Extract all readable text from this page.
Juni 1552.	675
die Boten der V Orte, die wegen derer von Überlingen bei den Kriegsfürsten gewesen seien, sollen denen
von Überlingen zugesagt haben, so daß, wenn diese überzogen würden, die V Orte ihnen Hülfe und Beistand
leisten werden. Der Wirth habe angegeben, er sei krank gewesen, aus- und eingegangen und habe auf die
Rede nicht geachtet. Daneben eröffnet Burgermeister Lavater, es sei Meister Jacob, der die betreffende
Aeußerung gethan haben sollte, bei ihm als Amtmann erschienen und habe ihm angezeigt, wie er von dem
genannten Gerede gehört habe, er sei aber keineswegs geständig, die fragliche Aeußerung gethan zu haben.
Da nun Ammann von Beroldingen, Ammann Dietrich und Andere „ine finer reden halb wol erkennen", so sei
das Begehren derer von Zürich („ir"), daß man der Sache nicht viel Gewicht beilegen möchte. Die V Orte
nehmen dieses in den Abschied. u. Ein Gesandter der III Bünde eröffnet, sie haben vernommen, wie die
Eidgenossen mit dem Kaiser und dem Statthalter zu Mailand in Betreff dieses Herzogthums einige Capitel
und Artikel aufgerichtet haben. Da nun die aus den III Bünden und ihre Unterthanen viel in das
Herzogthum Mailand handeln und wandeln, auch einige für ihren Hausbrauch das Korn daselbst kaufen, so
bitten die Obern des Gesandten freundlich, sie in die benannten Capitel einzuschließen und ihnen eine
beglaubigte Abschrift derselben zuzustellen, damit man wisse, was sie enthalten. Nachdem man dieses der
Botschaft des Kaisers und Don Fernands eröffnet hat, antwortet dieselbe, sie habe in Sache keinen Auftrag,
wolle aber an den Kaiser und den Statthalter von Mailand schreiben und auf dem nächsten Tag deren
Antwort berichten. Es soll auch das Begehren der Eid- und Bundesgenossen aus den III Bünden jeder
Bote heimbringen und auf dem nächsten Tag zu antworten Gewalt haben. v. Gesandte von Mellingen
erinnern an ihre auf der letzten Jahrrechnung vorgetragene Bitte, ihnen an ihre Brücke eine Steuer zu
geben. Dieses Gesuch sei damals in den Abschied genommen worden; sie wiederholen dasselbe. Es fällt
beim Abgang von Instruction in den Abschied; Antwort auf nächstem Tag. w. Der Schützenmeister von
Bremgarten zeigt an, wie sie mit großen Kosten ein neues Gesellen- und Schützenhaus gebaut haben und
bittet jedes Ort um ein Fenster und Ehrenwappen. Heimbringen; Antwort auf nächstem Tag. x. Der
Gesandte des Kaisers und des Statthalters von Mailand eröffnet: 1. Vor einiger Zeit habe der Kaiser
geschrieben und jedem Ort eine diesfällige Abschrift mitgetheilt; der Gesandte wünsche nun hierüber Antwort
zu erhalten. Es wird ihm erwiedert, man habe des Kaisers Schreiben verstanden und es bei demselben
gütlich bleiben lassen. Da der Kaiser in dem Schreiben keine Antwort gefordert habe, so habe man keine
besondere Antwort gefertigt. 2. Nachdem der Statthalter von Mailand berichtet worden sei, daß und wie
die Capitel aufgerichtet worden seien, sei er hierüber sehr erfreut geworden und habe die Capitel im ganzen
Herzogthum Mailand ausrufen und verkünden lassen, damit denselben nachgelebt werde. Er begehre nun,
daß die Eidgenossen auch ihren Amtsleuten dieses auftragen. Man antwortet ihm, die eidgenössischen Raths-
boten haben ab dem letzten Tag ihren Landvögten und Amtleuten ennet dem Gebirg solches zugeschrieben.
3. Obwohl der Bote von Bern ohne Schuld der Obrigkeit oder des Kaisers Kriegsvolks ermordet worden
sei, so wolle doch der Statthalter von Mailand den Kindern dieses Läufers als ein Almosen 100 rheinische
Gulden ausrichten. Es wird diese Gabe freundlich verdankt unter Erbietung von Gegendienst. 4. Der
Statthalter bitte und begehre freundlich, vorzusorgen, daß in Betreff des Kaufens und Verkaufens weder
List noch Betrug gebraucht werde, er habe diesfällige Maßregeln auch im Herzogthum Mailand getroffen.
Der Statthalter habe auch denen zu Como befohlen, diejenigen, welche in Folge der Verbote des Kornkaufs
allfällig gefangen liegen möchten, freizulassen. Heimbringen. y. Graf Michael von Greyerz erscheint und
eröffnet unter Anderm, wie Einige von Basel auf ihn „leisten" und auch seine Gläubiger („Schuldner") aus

→ **PROBLEM**:
Print the data above again, with nothing altered and nothing left out.

→ **PROBLEM SOLUTION**:
Extract all readable text from this page.
Juni 1552.	675
die Boten der V Orte, die wegen derer von Überlingen bei den Kriegsfürsten gewesen seien, sollen denen
von Überlingen zugesagt haben, so daß, wenn diese überzogen würden, die V Orte ihnen Hülfe und Beistand
leisten werden. Der Wirth habe angegeben, er sei krank gewesen, aus- und eingegangen und habe auf die
Rede nicht geachtet. Daneben eröffnet Burgermeister Lavater, es sei Meister Jacob, der die betreffende
Aeußerung gethan haben sollte, bei ihm als Amtmann erschienen und habe ihm angezeigt, wie er von dem
genannten Gerede gehört habe, er sei aber keineswegs geständig, die fragliche Aeußerung gethan zu haben.
Da nun Ammann von Beroldingen, Ammann Dietrich und Andere „ine finer reden halb wol erkennen", so sei
das Begehren derer von Zürich („ir"), daß man der Sache nicht viel Gewicht beilegen möchte. Die V Orte
nehmen dieses in den Abschied. u. Ein Gesandter der III Bünde eröffnet, sie haben vernommen, wie die
Eidgenossen mit dem Kaiser und dem Statthalter zu Mailand in Betreff dieses Herzogthums einige Capitel
und Artikel aufgerichtet haben. Da nun die aus den III Bünden und ihre Unterthanen viel in das
Herzogthum Mailand handeln und wandeln, auch einige für ihren Hausbrauch das Korn daselbst kaufen, so
bitten die Obern des Gesandten freundlich, sie in die benannten Capitel einzuschließen und ihnen eine
beglaubigte Abschrift derselben zuzustellen, damit man wisse, was sie enthalten. Nachdem man dieses der
Botschaft des Kaisers und Don Fernands eröffnet hat, antwortet dieselbe, sie habe in Sache keinen Auftrag,
wolle aber an den Kaiser und den Statthalter von Mailand schreiben und auf dem nächsten Tag deren
Antwort berichten. Es soll auch das Begehren der Eid- und Bundesgenossen aus den III Bünden jeder
Bote heimbringen und auf dem nächsten Tag zu antworten Gewalt haben. v. Gesandte von Mellingen
erinnern an ihre auf der letzten Jahrrechnung vorgetragene Bitte, ihnen an ihre Brücke eine Steuer zu
geben. Dieses Gesuch sei damals in den Abschied genommen worden; sie wiederholen dasselbe. Es fällt
beim Abgang von Instruction in den Abschied; Antwort auf nächstem Tag. w. Der Schützenmeister von
Bremgarten zeigt an, wie sie mit großen Kosten ein neues Gesellen- und Schützenhaus gebaut haben und
bittet jedes Ort um ein Fenster und Ehrenwappen. Heimbringen; Antwort auf nächstem Tag. x. Der
Gesandte des Kaisers und des Statthalters von Mailand eröffnet: 1. Vor einiger Zeit habe der Kaiser
geschrieben und jedem Ort eine diesfällige Abschrift mitgetheilt; der Gesandte wünsche nun hierüber Antwort
zu erhalten. Es wird ihm erwiedert, man habe des Kaisers Schreiben verstanden und es bei demselben
gütlich bleiben lassen. Da der Kaiser in dem Schreiben keine Antwort gefordert habe, so habe man keine
besondere Antwort gefertigt. 2. Nachdem der Statthalter von Mailand berichtet worden sei, daß und wie
die Capitel aufgerichtet worden seien, sei er hierüber sehr erfreut geworden und habe die Capitel im ganzen
Herzogthum Mailand ausrufen und verkünden lassen, damit denselben nachgelebt werde. Er begehre nun,
daß die Eidgenossen auch ihren Amtsleuten dieses auftragen. Man antwortet ihm, die eidgenössischen Raths-
boten haben ab dem letzten Tag ihren Landvögten und Amtleuten ennet dem Gebirg solches zugeschrieben.
3. Obwohl der Bote von Bern ohne Schuld der Obrigkeit oder des Kaisers Kriegsvolks ermordet worden
sei, so wolle doch der Statthalter von Mailand den Kindern dieses Läufers als ein Almosen 100 rheinische
Gulden ausrichten. Es wird diese Gabe freundlich verdankt unter Erbietung von Gegendienst. 4. Der
Statthalter bitte und begehre freundlich, vorzusorgen, daß in Betreff des Kaufens und Verkaufens weder
List noch Betrug gebraucht werde, er habe diesfällige Maßregeln auch im Herzogthum Mailand getroffen.
Der Statthalter habe auch denen zu Como befohlen, diejenigen, welche in Folge der Verbote des Kornkaufs
allfällig gefangen liegen möchten, freizulassen. Heimbringen. y. Graf Michael von Greyerz erscheint und
eröffnet unter Anderm, wie Einige von Basel auf ihn „leisten" und auch seine Gläubiger („Schuldner") aus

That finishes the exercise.